§ **Given problem**
Gather from the listing below each line that includes the word "this", and copy it.
::: Records provided
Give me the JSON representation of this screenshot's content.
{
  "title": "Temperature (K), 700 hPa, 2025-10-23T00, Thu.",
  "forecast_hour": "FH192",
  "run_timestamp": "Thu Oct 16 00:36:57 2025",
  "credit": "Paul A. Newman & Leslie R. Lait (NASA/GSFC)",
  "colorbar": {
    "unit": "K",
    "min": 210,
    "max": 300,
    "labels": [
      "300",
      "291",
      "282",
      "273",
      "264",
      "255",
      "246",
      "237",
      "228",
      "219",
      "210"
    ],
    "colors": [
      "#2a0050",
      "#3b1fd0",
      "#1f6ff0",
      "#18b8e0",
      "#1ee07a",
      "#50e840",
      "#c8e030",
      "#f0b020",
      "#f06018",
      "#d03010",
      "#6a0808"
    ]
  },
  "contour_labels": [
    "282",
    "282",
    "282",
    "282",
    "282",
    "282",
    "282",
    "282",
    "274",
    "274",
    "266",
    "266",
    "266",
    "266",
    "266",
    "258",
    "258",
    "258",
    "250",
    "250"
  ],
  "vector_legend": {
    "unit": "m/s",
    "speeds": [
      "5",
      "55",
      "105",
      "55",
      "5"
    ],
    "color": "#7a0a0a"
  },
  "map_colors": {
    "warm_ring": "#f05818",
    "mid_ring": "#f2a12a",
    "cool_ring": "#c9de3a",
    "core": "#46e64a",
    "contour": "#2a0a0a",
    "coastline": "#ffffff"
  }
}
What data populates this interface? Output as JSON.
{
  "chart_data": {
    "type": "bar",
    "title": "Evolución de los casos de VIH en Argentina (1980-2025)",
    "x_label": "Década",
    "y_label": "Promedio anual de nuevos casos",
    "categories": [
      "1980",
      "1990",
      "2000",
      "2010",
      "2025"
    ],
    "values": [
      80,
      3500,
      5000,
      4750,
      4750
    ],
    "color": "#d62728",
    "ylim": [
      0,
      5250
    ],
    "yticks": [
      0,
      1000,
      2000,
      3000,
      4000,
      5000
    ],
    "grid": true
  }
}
::::::
§ **Task result**
Give me the JSON representation of this screenshot's content.
What data populates this interface? Output as JSON.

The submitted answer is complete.